**INFORMATION SUPPLIED**:
[start]
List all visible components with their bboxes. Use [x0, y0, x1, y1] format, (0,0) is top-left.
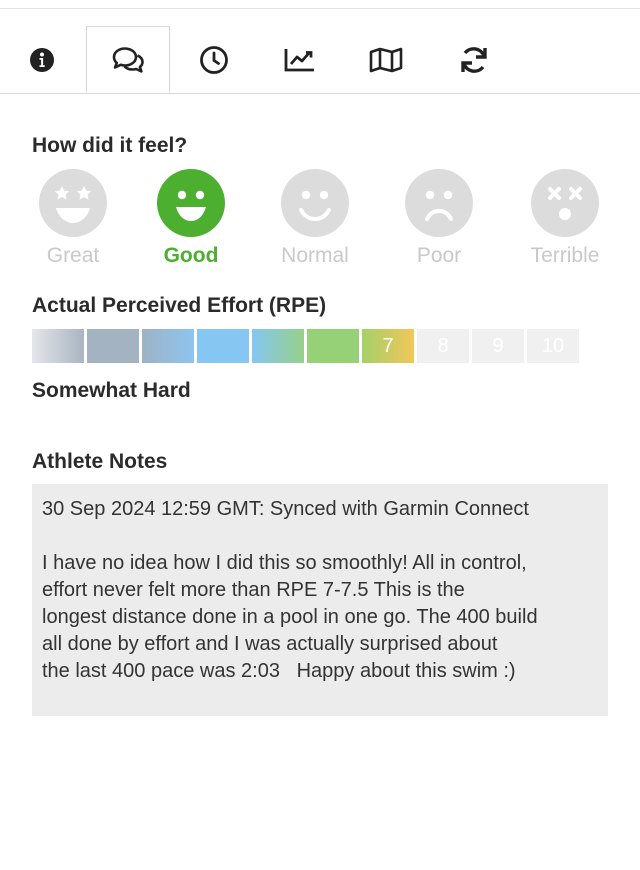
rpe-title: Actual Perceived Effort (RPE) [32, 294, 327, 317]
clock-icon [200, 45, 228, 74]
map-icon [369, 47, 403, 72]
comments-icon [112, 46, 144, 73]
notes-title: Athlete Notes [32, 450, 168, 473]
dizzy-face-icon [531, 169, 599, 237]
feel-label-great: Great [46, 244, 100, 267]
refresh-icon [461, 46, 487, 73]
rpe-box-10[interactable]: 10 [527, 329, 579, 363]
star-eyes-face-icon [39, 169, 107, 237]
tab-sync[interactable] [432, 26, 516, 93]
big-smile-face-icon [157, 169, 225, 237]
rpe-box-1[interactable] [32, 329, 84, 363]
tab-comments[interactable] [86, 26, 170, 93]
rpe-box-2[interactable] [87, 329, 139, 363]
notes-line: all done by effort and I was actually su… [42, 633, 498, 655]
feel-option-good[interactable]: Good [136, 168, 246, 268]
top-divider [0, 8, 640, 9]
feel-option-normal[interactable]: Normal [260, 168, 370, 268]
tab-bar-divider [0, 93, 640, 94]
rpe-box-6[interactable] [307, 329, 359, 363]
notes-line: longest distance done in a pool in one g… [42, 606, 538, 628]
feel-label-poor: Poor [416, 244, 462, 267]
feel-label-normal: Normal [281, 244, 349, 267]
tab-bar [0, 26, 640, 94]
feel-label-good: Good [163, 244, 219, 267]
rpe-box-9[interactable]: 9 [472, 329, 524, 363]
feel-option-terrible[interactable]: Terrible [510, 168, 620, 268]
rpe-box-3[interactable] [142, 329, 194, 363]
notes-line: the last 400 pace was 2:03 Happy about t… [42, 660, 516, 682]
athlete-notes[interactable]: 30 Sep 2024 12:59 GMT: Synced with Garmi… [32, 484, 608, 716]
feel-title: How did it feel? [32, 134, 188, 157]
tab-history[interactable] [172, 26, 256, 93]
notes-line: I have no idea how I did this so smoothl… [42, 552, 527, 574]
feel-label-terrible: Terrible [530, 244, 600, 267]
smile-face-icon [281, 169, 349, 237]
feel-option-poor[interactable]: Poor [384, 168, 494, 268]
rpe-box-8[interactable]: 8 [417, 329, 469, 363]
info-icon [30, 47, 54, 72]
frown-face-icon [405, 169, 473, 237]
feel-option-great[interactable]: Great [18, 168, 128, 268]
tab-map[interactable] [344, 26, 428, 93]
feel-selector: Great Good Normal Poor [28, 168, 618, 268]
rpe-box-7[interactable]: 7 [362, 329, 414, 363]
rpe-box-4[interactable] [197, 329, 249, 363]
line-chart-icon [284, 48, 314, 71]
rpe-box-5[interactable] [252, 329, 304, 363]
rpe-description: Somewhat Hard [32, 379, 191, 402]
tab-info[interactable] [0, 26, 84, 93]
rpe-scale: 7 8 9 10 [32, 329, 592, 363]
notes-line: effort never felt more than RPE 7-7.5 Th… [42, 579, 465, 601]
notes-sync-line: 30 Sep 2024 12:59 GMT: Synced with Garmi… [42, 498, 529, 520]
tab-analytics[interactable] [258, 26, 342, 93]
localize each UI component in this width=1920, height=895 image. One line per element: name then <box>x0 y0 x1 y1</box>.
[end]
**WHAT IS REQUIRED**: Please rewrite the entries, beginning at the line that contains "rpe-title: Actual Perceived" and stopping after the line that contains "rpe-box-9[interactable]: 9 [472, 329, 524, 363]". Rename "feel-label" to "mood-label" and change nothing else.

**TASK SOLUTION**:
rpe-title: Actual Perceived Effort (RPE) [32, 294, 327, 317]
clock-icon [200, 45, 228, 74]
map-icon [369, 47, 403, 72]
comments-icon [112, 46, 144, 73]
notes-title: Athlete Notes [32, 450, 168, 473]
dizzy-face-icon [531, 169, 599, 237]
mood-label-great: Great [46, 244, 100, 267]
refresh-icon [461, 46, 487, 73]
rpe-box-10[interactable]: 10 [527, 329, 579, 363]
star-eyes-face-icon [39, 169, 107, 237]
tab-sync[interactable] [432, 26, 516, 93]
big-smile-face-icon [157, 169, 225, 237]
rpe-box-1[interactable] [32, 329, 84, 363]
tab-comments[interactable] [86, 26, 170, 93]
rpe-box-2[interactable] [87, 329, 139, 363]
notes-line: all done by effort and I was actually su… [42, 633, 498, 655]
feel-option-good[interactable]: Good [136, 168, 246, 268]
top-divider [0, 8, 640, 9]
feel-option-normal[interactable]: Normal [260, 168, 370, 268]
tab-bar-divider [0, 93, 640, 94]
rpe-box-6[interactable] [307, 329, 359, 363]
notes-line: longest distance done in a pool in one g… [42, 606, 538, 628]
mood-label-poor: Poor [416, 244, 462, 267]
mood-label-normal: Normal [281, 244, 349, 267]
tab-bar [0, 26, 640, 94]
mood-label-good: Good [163, 244, 219, 267]
rpe-box-9[interactable]: 9 [472, 329, 524, 363]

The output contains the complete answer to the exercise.